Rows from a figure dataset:
• • • •

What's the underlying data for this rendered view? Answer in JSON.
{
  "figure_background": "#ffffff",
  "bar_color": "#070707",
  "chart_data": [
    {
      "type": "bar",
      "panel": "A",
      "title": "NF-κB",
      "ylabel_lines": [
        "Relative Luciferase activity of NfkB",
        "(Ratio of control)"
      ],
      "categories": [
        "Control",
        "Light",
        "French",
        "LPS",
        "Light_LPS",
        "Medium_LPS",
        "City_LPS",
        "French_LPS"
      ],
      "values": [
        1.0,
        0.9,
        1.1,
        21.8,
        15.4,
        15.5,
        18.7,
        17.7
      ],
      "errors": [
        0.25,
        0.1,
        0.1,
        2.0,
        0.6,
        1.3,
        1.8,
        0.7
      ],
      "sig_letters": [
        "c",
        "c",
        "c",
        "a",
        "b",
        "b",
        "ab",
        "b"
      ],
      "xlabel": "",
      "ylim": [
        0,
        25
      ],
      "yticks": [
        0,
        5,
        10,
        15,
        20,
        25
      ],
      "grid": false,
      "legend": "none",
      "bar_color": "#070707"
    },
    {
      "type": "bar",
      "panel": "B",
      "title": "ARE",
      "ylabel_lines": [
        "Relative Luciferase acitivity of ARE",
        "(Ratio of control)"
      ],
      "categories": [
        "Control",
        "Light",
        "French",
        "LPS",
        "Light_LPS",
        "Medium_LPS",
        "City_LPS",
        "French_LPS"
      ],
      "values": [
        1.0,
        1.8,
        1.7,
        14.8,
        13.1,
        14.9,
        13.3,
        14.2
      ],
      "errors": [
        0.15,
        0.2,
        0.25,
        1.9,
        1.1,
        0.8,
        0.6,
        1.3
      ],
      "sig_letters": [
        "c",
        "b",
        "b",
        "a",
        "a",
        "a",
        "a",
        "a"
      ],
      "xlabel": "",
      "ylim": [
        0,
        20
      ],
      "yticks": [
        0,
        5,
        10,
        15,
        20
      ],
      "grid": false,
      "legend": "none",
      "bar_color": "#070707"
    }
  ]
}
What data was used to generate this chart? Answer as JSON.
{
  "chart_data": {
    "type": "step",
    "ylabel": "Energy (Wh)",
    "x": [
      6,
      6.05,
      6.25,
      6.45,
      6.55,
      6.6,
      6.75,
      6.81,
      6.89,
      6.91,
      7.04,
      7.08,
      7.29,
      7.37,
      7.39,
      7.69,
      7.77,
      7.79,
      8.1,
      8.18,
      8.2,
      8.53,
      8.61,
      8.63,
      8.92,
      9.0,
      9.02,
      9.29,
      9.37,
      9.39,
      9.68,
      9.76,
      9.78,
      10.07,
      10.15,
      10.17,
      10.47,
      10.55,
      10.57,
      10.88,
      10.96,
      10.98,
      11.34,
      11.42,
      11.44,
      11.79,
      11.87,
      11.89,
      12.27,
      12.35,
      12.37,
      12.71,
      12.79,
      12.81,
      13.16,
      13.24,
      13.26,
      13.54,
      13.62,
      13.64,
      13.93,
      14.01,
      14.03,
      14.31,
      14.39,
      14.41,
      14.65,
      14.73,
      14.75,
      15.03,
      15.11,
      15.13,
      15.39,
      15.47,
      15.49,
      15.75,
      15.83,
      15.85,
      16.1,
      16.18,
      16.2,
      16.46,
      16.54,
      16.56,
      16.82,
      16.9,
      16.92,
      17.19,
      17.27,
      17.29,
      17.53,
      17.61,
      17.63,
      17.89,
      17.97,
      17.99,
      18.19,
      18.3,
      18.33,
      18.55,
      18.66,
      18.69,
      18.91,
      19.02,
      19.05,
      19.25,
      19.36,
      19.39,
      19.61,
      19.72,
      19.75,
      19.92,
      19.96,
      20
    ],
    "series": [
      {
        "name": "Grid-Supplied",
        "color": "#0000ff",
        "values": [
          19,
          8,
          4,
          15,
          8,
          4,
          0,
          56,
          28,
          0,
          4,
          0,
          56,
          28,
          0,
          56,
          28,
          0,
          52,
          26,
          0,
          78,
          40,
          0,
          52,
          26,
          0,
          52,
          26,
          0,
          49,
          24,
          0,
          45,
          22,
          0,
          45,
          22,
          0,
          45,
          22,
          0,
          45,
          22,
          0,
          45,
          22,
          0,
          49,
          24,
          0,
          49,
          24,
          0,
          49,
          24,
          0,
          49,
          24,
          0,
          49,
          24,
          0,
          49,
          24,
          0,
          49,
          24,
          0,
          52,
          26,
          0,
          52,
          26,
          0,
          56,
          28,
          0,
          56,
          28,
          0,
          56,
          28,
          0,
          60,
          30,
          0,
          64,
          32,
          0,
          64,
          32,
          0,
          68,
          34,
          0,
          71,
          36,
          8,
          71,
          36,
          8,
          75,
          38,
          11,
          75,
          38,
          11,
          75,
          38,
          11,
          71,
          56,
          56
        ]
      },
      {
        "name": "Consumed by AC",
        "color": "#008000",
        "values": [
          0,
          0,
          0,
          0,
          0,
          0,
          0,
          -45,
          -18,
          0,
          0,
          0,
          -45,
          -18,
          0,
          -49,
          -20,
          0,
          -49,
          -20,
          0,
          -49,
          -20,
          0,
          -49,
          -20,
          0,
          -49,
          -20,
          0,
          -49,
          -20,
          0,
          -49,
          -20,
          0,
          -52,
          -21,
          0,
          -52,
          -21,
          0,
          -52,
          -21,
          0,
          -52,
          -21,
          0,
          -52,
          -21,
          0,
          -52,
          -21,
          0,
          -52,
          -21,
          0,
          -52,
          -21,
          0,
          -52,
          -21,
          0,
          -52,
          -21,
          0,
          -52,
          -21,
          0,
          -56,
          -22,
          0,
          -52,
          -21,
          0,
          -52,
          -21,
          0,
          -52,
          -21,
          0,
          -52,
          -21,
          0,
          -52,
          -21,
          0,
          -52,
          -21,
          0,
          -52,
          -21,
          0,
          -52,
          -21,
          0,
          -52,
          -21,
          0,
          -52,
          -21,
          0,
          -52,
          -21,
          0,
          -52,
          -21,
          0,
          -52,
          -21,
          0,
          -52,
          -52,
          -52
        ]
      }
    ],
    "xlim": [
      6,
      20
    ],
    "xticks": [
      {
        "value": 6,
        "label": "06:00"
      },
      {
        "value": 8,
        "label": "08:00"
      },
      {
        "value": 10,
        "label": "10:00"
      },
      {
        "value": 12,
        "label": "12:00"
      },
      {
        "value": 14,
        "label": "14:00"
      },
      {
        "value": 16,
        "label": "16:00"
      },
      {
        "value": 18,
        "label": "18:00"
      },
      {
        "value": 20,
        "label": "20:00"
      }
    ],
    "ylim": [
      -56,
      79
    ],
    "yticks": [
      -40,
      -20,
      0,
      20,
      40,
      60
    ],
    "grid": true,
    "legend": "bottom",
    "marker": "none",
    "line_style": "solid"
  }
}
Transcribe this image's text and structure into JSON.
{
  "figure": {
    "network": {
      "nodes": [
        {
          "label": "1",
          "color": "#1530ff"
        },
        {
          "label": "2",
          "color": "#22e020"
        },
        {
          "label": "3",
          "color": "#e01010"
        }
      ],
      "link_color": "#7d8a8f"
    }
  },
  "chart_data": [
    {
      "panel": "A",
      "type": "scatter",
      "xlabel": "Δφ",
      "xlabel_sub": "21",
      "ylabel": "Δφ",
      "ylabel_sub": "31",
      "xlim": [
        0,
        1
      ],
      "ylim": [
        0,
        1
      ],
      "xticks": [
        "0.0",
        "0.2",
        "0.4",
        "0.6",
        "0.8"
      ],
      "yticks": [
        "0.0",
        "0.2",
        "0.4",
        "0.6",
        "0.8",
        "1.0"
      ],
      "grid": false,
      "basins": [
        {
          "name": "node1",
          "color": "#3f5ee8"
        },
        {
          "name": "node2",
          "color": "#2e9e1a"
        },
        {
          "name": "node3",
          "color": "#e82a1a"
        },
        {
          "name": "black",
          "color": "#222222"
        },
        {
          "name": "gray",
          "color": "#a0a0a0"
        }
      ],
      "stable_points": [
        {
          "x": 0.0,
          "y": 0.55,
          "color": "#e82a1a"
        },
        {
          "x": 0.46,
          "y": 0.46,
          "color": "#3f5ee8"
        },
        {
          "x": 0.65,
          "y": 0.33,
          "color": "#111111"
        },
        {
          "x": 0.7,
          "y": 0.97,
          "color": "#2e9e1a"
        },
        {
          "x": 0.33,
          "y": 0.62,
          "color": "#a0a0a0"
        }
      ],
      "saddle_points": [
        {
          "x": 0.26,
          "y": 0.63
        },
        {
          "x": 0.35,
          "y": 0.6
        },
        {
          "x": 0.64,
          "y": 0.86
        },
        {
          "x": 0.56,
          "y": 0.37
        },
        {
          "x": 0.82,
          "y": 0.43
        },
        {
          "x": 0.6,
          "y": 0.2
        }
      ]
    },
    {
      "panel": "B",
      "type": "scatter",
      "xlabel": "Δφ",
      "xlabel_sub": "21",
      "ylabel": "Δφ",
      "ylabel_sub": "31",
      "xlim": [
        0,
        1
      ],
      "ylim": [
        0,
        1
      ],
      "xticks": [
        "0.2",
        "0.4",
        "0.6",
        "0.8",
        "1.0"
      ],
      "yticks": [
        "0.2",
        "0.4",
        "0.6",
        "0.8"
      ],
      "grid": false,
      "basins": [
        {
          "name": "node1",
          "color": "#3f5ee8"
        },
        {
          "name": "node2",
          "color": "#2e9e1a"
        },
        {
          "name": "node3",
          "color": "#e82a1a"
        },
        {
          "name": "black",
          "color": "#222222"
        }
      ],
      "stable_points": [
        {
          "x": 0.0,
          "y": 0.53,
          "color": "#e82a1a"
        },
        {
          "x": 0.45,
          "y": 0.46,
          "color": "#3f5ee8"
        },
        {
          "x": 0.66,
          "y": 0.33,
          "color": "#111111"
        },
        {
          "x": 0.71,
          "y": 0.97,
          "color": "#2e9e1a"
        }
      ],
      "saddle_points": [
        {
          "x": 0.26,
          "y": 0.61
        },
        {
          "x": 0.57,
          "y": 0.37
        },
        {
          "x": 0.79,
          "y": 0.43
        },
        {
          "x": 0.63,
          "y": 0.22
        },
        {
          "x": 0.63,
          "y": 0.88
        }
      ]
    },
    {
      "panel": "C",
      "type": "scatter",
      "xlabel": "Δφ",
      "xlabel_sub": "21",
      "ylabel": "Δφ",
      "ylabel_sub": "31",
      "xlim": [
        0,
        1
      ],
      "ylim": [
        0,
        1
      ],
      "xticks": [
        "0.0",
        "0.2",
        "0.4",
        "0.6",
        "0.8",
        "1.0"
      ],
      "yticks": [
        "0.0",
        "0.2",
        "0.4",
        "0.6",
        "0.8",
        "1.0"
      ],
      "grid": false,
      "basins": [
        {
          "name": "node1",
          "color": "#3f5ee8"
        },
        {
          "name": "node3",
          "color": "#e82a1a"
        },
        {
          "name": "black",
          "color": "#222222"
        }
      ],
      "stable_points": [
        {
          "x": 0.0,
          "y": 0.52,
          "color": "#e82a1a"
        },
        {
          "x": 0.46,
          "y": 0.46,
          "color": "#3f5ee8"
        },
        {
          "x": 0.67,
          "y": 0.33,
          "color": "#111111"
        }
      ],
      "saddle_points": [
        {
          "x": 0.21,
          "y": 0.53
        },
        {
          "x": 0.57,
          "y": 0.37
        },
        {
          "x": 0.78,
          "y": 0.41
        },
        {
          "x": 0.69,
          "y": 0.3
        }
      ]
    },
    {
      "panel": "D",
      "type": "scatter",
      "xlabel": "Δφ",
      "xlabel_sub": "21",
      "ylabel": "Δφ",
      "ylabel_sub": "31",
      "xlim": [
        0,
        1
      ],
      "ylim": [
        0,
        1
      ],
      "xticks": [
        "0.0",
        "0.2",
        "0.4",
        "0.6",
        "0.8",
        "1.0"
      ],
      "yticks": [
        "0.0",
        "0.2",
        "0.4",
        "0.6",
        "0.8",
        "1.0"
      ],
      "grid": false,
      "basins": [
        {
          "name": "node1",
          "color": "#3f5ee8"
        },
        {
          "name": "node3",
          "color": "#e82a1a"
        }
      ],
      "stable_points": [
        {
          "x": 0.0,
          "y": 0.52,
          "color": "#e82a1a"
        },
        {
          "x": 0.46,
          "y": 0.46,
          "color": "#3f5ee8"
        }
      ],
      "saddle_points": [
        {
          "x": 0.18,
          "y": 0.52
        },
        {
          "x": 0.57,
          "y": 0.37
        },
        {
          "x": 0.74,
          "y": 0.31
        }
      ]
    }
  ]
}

• • • •

Only lines with the word "JSON" are wanted, so copy each one from the records.

Response for this exercise:
What's the underlying data for this rendered view? Answer in JSON.
What data was used to generate this chart? Answer as JSON.
Transcribe this image's text and structure into JSON.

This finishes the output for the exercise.